**SET PROBLEM**
Copy out each line of the material in which the word "this" appears.

[BEGIN]

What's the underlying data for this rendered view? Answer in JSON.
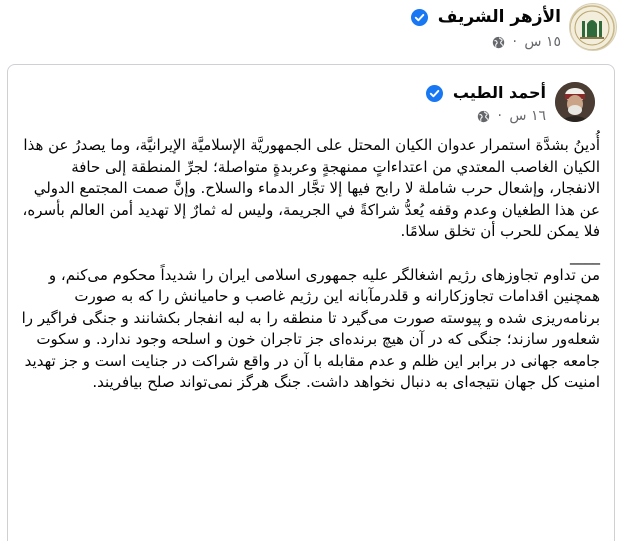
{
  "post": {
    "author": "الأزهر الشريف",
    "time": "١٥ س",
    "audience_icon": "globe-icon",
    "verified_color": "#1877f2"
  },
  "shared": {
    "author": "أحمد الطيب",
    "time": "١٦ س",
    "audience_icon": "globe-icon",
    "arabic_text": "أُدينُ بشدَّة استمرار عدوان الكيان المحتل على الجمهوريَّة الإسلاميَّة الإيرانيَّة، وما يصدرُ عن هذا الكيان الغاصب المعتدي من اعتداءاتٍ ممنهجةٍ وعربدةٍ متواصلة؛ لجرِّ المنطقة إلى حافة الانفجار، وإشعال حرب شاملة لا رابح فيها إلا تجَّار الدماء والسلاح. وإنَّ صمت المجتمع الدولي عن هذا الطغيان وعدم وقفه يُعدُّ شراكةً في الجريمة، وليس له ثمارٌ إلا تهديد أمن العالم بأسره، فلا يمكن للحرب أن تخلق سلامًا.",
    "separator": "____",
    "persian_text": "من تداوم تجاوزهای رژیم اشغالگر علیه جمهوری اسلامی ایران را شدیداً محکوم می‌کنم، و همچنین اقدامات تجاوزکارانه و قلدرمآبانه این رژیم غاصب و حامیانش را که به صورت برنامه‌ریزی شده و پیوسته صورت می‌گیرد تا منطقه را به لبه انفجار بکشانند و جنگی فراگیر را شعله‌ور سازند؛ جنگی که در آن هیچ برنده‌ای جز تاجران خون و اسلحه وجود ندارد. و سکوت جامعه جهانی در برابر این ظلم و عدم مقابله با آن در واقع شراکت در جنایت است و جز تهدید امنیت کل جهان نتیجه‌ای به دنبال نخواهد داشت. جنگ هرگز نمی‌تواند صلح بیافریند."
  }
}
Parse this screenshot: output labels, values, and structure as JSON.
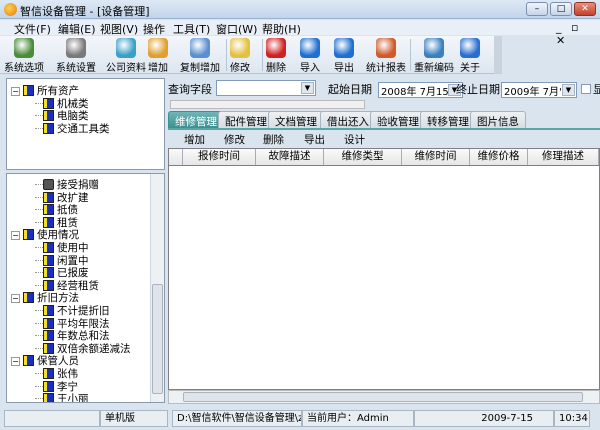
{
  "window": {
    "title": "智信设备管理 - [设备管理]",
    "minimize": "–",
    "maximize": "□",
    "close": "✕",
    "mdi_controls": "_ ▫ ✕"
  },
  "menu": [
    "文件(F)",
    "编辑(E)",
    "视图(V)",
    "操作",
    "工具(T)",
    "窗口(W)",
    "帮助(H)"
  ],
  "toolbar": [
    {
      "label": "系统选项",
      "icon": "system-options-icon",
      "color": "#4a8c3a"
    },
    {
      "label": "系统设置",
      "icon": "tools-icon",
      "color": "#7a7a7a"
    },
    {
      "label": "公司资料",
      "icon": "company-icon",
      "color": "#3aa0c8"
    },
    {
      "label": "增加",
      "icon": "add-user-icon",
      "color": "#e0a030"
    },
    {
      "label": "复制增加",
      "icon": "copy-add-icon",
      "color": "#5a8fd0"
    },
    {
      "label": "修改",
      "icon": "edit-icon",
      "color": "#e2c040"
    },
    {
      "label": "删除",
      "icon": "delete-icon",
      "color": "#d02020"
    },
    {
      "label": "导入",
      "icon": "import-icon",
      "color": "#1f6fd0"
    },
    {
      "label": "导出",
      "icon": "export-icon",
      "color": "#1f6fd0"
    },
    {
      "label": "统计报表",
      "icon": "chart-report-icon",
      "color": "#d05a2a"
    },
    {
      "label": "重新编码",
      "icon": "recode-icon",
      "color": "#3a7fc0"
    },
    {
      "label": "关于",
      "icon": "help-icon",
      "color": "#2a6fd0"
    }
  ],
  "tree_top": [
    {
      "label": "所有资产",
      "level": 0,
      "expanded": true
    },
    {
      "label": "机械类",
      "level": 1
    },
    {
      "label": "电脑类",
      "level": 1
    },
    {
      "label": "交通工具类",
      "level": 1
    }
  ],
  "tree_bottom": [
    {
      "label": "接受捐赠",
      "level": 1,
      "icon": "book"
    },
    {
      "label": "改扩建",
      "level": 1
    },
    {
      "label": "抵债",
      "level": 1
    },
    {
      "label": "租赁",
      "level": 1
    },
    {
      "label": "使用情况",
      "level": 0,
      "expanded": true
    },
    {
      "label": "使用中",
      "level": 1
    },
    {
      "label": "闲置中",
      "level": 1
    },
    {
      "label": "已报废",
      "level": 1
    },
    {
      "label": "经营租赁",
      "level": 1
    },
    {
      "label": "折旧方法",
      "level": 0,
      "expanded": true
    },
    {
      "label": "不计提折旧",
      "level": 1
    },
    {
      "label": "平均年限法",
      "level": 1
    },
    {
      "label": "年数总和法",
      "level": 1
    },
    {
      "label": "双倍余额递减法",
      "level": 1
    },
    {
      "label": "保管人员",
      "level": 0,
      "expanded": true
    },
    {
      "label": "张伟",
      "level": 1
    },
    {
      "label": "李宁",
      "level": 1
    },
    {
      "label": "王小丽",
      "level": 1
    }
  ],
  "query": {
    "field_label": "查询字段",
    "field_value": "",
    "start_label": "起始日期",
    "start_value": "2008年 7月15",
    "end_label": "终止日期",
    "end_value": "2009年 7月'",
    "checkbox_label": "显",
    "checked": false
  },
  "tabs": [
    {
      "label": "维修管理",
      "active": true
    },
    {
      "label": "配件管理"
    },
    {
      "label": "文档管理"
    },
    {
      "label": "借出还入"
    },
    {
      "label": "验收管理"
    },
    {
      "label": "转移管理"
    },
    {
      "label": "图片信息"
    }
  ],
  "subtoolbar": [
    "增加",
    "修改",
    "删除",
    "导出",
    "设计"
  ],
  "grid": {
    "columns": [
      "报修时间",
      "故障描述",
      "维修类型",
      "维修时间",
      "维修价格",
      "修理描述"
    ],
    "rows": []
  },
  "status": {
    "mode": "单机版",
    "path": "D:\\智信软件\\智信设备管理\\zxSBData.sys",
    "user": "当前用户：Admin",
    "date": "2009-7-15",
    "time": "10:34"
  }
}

[END]

**REPLY TO THE TASK**
What's the underlying data for this rendered view? Answer in JSON.
Parse this screenshot: output labels, values, and structure as JSON.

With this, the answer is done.